EXERCISE DETAILS: Exactly repeat all the records below, omitting the images they hold.

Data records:

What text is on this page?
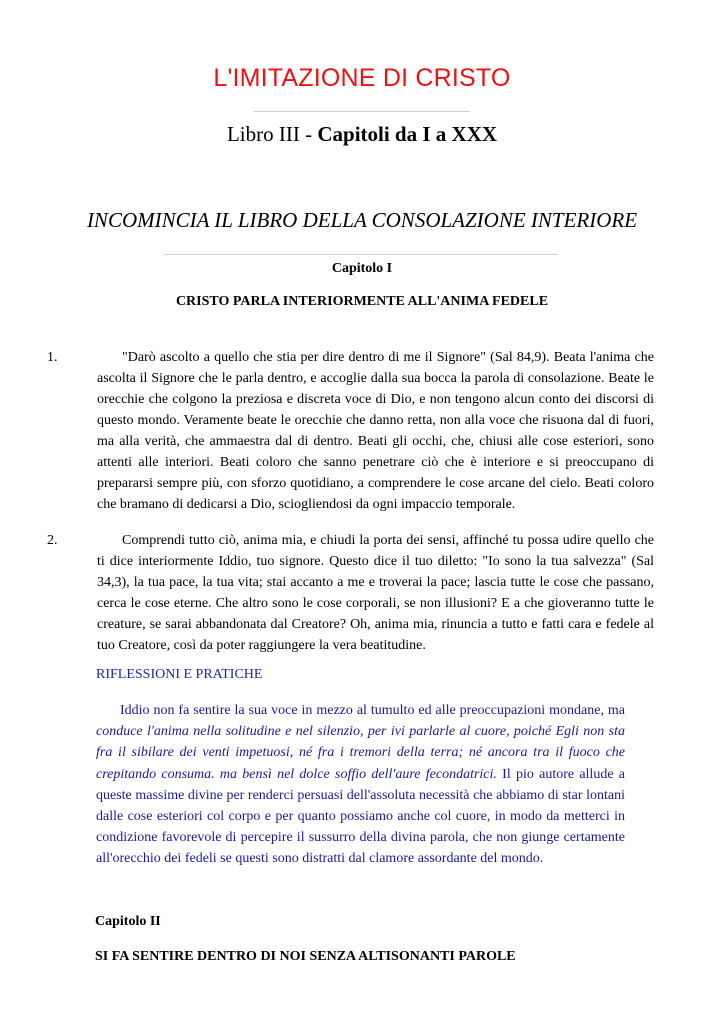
L'IMITAZIONE DI CRISTO
Libro III - Capitoli da I a XXX
INCOMINCIA IL LIBRO DELLA CONSOLAZIONE INTERIORE
Capitolo I
CRISTO PARLA INTERIORMENTE ALL'ANIMA FEDELE
1.	"Darò ascolto a quello che stia per dire dentro di me il Signore" (Sal 84,9). Beata l'anima che ascolta il Signore che le parla dentro, e accoglie dalla sua bocca la parola di consolazione. Beate le orecchie che colgono la preziosa e discreta voce di Dio, e non tengono alcun conto dei discorsi di questo mondo. Veramente beate le orecchie che danno retta, non alla voce che risuona dal di fuori, ma alla verità, che ammaestra dal di dentro. Beati gli occhi, che, chiusi alle cose esteriori, sono attenti alle interiori. Beati coloro che sanno penetrare ciò che è interiore e si preoccupano di prepararsi sempre più, con sforzo quotidiano, a comprendere le cose arcane del cielo. Beati coloro che bramano di dedicarsi a Dio, sciogliendosi da ogni impaccio temporale.
2.	Comprendi tutto ciò, anima mia, e chiudi la porta dei sensi, affinché tu possa udire quello che ti dice interiormente Iddio, tuo signore. Questo dice il tuo diletto: "Io sono la tua salvezza" (Sal 34,3), la tua pace, la tua vita; stai accanto a me e troverai la pace; lascia tutte le cose che passano, cerca le cose eterne. Che altro sono le cose corporali, se non illusioni? E a che gioveranno tutte le creature, se sarai abbandonata dal Creatore? Oh, anima mia, rinuncia a tutto e fatti cara e fedele al tuo Creatore, così da poter raggiungere la vera beatitudine.
RIFLESSIONI E PRATICHE
Iddio non fa sentire la sua voce in mezzo al tumulto ed alle preoccupazioni mondane, ma conduce l'anima nella solitudine e nel silenzio, per ivi parlarle al cuore, poiché Egli non sta fra il sibilare dei venti impetuosi, né fra i tremori della terra; né ancora tra il fuoco che crepitando consuma. ma bensì nel dolce soffio dell'aure fecondatrici. Il pio autore allude a queste massime divine per renderci persuasi dell'assoluta necessità che abbiamo di star lontani dalle cose esteriori col corpo e per quanto possiamo anche col cuore, in modo da metterci in condizione favorevole di percepire il sussurro della divina parola, che non giunge certamente all'orecchio dei fedeli se questi sono distratti dal clamore assordante del mondo.
Capitolo II
SI FA SENTIRE DENTRO DI NOI SENZA ALTISONANTI PAROLE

REPLY:
What text is on this page?
L'IMITAZIONE DI CRISTO
Libro III - Capitoli da I a XXX
INCOMINCIA IL LIBRO DELLA CONSOLAZIONE INTERIORE
Capitolo I
CRISTO PARLA INTERIORMENTE ALL'ANIMA FEDELE
1.	"Darò ascolto a quello che stia per dire dentro di me il Signore" (Sal 84,9). Beata l'anima che ascolta il Signore che le parla dentro, e accoglie dalla sua bocca la parola di consolazione. Beate le orecchie che colgono la preziosa e discreta voce di Dio, e non tengono alcun conto dei discorsi di questo mondo. Veramente beate le orecchie che danno retta, non alla voce che risuona dal di fuori, ma alla verità, che ammaestra dal di dentro. Beati gli occhi, che, chiusi alle cose esteriori, sono attenti alle interiori. Beati coloro che sanno penetrare ciò che è interiore e si preoccupano di prepararsi sempre più, con sforzo quotidiano, a comprendere le cose arcane del cielo. Beati coloro che bramano di dedicarsi a Dio, sciogliendosi da ogni impaccio temporale.
2.	Comprendi tutto ciò, anima mia, e chiudi la porta dei sensi, affinché tu possa udire quello che ti dice interiormente Iddio, tuo signore. Questo dice il tuo diletto: "Io sono la tua salvezza" (Sal 34,3), la tua pace, la tua vita; stai accanto a me e troverai la pace; lascia tutte le cose che passano, cerca le cose eterne. Che altro sono le cose corporali, se non illusioni? E a che gioveranno tutte le creature, se sarai abbandonata dal Creatore? Oh, anima mia, rinuncia a tutto e fatti cara e fedele al tuo Creatore, così da poter raggiungere la vera beatitudine.
RIFLESSIONI E PRATICHE
Iddio non fa sentire la sua voce in mezzo al tumulto ed alle preoccupazioni mondane, ma conduce l'anima nella solitudine e nel silenzio, per ivi parlarle al cuore, poiché Egli non sta fra il sibilare dei venti impetuosi, né fra i tremori della terra; né ancora tra il fuoco che crepitando consuma. ma bensì nel dolce soffio dell'aure fecondatrici. Il pio autore allude a queste massime divine per renderci persuasi dell'assoluta necessità che abbiamo di star lontani dalle cose esteriori col corpo e per quanto possiamo anche col cuore, in modo da metterci in condizione favorevole di percepire il sussurro della divina parola, che non giunge certamente all'orecchio dei fedeli se questi sono distratti dal clamore assordante del mondo.
Capitolo II
SI FA SENTIRE DENTRO DI NOI SENZA ALTISONANTI PAROLE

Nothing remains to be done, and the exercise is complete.